** start of Data shown **
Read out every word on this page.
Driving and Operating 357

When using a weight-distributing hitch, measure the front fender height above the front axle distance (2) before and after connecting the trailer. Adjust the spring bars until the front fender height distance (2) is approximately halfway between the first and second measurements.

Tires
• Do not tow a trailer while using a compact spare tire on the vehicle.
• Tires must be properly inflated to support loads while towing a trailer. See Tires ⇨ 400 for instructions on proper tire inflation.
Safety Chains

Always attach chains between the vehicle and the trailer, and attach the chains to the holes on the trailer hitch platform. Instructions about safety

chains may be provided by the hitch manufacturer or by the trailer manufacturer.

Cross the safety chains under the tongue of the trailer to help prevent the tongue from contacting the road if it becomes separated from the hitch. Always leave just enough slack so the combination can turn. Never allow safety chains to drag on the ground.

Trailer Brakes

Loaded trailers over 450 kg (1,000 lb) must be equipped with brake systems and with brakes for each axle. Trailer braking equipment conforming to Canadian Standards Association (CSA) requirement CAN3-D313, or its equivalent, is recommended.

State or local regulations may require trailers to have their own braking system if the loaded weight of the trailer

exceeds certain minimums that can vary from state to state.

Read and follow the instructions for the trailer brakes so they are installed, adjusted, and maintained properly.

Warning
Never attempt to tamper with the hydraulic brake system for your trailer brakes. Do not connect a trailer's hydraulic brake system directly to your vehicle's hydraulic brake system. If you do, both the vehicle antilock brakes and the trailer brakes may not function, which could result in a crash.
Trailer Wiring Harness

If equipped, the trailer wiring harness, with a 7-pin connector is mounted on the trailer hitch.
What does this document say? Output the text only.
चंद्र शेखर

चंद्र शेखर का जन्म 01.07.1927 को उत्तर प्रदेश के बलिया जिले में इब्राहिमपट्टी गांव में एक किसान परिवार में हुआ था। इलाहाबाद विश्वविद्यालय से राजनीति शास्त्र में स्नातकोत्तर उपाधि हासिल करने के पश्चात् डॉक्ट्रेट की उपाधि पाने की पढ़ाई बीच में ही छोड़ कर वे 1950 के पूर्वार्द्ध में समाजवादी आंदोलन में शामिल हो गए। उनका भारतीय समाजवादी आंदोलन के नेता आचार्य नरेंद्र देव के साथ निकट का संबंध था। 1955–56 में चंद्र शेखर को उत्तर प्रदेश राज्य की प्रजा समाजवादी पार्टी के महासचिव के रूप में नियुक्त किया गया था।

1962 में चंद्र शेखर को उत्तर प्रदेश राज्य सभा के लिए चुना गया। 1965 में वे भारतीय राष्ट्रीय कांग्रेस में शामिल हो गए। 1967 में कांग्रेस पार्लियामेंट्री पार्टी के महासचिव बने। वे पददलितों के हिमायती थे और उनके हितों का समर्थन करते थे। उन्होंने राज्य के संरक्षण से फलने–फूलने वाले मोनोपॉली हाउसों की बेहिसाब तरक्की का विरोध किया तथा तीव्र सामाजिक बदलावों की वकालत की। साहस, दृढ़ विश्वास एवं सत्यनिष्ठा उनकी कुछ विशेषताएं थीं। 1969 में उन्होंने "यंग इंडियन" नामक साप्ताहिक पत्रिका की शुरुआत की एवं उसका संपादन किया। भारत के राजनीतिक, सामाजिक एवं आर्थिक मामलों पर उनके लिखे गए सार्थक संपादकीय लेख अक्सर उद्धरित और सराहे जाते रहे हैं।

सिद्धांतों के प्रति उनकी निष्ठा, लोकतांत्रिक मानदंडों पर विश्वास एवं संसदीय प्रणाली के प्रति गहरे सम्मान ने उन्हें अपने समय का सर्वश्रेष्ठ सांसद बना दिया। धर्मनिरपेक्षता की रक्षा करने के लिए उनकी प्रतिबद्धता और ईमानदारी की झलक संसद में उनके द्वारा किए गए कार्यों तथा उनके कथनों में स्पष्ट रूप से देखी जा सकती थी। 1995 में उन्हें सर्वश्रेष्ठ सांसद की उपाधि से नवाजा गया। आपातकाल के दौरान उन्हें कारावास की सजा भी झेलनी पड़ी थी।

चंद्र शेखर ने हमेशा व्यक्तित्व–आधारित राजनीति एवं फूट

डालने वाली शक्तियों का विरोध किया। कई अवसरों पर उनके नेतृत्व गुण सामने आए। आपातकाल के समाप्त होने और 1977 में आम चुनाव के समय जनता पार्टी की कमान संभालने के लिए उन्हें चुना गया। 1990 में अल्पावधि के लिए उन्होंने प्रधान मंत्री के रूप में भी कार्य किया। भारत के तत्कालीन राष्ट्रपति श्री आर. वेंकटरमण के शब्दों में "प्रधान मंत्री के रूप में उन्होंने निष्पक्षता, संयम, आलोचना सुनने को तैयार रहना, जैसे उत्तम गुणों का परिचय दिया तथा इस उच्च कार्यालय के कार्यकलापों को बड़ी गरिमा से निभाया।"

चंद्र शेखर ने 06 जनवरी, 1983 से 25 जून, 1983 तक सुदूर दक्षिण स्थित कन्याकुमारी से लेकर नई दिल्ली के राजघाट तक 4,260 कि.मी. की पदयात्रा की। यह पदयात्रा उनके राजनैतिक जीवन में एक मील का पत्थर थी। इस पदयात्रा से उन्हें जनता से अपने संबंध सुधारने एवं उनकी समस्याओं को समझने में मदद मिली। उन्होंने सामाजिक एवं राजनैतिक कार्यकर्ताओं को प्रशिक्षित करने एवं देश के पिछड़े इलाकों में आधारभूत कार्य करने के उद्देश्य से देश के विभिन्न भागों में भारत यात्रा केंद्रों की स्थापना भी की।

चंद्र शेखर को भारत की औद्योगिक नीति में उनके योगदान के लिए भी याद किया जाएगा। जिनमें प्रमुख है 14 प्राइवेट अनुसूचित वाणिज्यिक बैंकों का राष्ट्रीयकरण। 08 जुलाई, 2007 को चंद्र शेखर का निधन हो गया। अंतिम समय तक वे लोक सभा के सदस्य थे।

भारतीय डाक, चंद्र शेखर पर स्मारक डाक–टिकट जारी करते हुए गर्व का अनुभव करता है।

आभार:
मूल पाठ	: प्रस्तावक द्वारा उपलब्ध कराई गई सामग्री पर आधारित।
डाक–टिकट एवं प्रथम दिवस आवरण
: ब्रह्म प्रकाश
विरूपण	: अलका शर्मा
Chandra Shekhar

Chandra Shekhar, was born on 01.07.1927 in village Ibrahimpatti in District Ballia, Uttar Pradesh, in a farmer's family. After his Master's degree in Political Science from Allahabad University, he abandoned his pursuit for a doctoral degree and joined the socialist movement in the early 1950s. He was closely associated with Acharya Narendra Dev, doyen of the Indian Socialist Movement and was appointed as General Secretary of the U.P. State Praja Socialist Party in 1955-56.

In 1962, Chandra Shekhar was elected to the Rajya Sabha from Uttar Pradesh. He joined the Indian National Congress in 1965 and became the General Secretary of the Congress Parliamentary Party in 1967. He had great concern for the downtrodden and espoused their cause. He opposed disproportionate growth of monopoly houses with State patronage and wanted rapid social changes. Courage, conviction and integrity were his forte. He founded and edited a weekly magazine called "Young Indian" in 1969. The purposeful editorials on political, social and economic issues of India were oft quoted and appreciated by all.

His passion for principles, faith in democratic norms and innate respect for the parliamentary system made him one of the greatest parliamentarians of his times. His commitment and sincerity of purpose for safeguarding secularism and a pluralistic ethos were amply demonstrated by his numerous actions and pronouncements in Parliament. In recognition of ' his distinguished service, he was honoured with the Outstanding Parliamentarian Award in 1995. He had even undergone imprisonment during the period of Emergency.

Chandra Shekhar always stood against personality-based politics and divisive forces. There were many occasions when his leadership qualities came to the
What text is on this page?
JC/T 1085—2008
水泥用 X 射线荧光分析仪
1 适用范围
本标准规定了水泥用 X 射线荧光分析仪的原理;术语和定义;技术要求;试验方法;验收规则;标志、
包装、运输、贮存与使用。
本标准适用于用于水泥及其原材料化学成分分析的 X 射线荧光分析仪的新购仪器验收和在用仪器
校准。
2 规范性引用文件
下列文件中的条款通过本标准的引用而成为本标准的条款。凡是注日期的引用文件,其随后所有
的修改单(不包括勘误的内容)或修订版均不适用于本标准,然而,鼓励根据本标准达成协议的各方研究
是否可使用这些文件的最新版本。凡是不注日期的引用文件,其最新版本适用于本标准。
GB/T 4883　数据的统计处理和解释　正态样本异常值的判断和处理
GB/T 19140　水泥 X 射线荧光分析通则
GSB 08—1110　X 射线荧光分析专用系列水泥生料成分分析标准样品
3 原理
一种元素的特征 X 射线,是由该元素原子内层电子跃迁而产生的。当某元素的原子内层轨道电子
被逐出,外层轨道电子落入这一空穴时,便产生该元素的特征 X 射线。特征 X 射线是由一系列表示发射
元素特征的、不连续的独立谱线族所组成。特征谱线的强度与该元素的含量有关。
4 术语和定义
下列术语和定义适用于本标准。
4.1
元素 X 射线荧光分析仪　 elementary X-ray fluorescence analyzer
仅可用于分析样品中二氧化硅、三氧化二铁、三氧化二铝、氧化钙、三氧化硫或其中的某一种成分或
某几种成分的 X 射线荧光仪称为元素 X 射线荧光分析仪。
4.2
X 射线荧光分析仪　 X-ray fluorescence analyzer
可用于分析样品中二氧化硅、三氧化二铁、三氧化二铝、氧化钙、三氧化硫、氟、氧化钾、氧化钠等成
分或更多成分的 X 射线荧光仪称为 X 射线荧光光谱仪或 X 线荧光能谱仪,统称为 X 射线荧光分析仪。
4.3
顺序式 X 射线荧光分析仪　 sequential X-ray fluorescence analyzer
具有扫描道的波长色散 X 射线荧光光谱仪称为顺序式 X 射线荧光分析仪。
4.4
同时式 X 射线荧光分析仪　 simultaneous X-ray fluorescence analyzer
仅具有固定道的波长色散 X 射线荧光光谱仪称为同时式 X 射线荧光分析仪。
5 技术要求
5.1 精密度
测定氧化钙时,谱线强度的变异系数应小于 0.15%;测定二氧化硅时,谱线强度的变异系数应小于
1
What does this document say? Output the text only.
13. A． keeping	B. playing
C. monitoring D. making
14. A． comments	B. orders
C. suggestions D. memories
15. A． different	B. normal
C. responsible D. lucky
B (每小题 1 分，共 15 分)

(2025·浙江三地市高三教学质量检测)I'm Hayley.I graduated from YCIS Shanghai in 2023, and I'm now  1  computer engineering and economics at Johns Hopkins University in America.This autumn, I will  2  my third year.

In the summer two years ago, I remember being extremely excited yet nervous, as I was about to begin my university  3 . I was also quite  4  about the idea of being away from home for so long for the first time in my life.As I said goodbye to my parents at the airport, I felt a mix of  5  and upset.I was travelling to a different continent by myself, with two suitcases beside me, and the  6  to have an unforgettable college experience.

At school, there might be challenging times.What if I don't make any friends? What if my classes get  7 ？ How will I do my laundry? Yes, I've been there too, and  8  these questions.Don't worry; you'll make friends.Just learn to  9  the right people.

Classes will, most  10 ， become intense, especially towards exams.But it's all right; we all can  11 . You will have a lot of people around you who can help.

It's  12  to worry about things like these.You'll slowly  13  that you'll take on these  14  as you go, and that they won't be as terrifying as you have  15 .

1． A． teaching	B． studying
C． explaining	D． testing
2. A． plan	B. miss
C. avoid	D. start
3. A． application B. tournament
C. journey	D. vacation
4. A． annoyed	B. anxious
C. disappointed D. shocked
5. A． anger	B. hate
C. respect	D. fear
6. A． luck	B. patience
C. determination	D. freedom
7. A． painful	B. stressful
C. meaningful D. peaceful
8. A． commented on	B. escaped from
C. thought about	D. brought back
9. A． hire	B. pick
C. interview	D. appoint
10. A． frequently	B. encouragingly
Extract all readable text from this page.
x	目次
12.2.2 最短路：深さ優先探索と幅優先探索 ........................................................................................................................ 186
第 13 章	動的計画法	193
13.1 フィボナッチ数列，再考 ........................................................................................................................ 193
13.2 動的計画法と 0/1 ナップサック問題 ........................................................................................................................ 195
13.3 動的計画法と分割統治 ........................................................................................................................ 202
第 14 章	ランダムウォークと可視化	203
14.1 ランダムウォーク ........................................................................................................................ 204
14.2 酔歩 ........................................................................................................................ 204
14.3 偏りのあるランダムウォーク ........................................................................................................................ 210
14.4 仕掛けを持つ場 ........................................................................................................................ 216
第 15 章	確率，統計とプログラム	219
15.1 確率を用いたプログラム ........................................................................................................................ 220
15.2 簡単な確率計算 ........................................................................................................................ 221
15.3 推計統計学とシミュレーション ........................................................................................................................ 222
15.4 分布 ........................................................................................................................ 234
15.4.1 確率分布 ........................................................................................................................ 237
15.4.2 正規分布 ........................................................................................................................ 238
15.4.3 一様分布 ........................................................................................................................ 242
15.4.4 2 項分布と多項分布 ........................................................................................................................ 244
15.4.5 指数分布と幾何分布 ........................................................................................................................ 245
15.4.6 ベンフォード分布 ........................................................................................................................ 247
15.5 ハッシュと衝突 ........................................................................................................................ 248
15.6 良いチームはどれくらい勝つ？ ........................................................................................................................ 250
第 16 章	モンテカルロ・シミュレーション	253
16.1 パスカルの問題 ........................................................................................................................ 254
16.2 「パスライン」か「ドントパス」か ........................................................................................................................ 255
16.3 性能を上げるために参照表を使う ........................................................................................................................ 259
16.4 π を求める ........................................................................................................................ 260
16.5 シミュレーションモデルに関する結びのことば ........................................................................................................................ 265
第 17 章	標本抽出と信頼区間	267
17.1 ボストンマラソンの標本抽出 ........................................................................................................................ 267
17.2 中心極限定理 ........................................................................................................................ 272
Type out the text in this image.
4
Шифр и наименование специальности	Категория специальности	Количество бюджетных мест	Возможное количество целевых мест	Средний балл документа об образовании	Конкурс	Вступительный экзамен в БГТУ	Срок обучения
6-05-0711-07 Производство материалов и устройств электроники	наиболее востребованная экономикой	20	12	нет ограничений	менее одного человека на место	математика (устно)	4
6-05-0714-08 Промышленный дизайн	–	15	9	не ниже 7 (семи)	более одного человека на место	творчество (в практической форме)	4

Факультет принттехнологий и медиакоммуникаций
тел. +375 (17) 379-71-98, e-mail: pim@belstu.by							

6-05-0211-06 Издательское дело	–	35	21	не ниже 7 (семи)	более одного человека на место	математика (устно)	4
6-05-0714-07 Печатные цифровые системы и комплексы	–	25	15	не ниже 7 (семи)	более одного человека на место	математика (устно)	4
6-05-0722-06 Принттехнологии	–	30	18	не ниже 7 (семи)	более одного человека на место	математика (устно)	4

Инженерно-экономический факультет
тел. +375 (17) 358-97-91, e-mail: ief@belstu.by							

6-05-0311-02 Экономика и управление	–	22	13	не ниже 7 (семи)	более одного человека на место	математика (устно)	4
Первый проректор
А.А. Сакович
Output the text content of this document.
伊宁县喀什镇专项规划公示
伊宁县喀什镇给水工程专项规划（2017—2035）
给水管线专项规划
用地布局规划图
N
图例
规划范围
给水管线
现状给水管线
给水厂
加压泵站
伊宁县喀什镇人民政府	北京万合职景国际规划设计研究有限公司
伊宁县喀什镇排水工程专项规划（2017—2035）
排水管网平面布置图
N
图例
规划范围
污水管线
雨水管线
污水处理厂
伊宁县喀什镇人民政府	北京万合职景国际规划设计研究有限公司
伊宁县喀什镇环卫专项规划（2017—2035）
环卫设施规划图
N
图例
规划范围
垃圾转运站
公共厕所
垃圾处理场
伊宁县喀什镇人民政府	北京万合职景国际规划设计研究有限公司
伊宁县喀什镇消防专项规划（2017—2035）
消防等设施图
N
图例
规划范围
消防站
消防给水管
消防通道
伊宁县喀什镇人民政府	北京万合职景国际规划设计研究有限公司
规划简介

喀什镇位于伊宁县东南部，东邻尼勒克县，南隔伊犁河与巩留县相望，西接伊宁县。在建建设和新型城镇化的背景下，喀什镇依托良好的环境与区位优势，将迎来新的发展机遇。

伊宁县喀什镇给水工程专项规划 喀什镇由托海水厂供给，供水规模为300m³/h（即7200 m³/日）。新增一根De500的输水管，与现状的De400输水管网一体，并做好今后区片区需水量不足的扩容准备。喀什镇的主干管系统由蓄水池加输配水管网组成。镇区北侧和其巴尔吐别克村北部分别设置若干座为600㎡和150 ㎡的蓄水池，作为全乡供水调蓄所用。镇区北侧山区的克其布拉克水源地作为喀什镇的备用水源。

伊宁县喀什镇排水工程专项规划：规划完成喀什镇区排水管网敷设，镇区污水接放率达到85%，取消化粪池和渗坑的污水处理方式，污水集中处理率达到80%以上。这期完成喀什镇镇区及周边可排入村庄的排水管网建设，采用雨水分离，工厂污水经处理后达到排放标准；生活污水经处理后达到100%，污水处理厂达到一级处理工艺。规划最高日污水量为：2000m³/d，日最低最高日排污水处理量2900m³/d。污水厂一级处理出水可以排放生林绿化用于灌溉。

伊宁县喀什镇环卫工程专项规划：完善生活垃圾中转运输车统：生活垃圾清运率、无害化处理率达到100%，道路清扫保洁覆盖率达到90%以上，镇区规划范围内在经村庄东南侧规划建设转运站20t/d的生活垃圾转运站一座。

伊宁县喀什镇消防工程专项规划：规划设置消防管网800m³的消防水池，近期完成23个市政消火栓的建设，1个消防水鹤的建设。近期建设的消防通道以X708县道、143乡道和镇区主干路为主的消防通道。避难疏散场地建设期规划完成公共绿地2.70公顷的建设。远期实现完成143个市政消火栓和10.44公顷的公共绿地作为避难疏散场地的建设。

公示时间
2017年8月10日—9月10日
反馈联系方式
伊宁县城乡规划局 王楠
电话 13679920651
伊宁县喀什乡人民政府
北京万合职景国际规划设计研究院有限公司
** end of Data shown **
Exercise description:
Collect each line containing the string "mail".

Solution to this problem:
тел. +375 (17) 379-71-98, e-mail: pim@belstu.by							
тел. +375 (17) 358-97-91, e-mail: ief@belstu.by							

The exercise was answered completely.